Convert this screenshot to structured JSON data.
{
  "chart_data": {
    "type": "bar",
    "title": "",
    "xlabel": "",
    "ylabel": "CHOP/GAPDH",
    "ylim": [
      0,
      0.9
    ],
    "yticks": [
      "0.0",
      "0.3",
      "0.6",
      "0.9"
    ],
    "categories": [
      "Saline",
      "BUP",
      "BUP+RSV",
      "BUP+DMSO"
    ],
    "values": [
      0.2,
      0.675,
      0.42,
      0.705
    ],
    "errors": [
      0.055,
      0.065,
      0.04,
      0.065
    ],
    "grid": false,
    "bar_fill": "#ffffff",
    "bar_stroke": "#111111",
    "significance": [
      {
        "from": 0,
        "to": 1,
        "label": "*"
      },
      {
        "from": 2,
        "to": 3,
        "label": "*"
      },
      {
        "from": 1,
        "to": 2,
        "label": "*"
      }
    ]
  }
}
- - - -
REQUEST: Write out the full set of records exactly as given.

TASK SOLUTION:
Convert this screenshot to structured JSON data.
{
  "chart_data": {
    "type": "bar",
    "title": "",
    "xlabel": "",
    "ylabel": "CHOP/GAPDH",
    "ylim": [
      0,
      0.9
    ],
    "yticks": [
      "0.0",
      "0.3",
      "0.6",
      "0.9"
    ],
    "categories": [
      "Saline",
      "BUP",
      "BUP+RSV",
      "BUP+DMSO"
    ],
    "values": [
      0.2,
      0.675,
      0.42,
      0.705
    ],
    "errors": [
      0.055,
      0.065,
      0.04,
      0.065
    ],
    "grid": false,
    "bar_fill": "#ffffff",
    "bar_stroke": "#111111",
    "significance": [
      {
        "from": 0,
        "to": 1,
        "label": "*"
      },
      {
        "from": 2,
        "to": 3,
        "label": "*"
      },
      {
        "from": 1,
        "to": 2,
        "label": "*"
      }
    ]
  }
}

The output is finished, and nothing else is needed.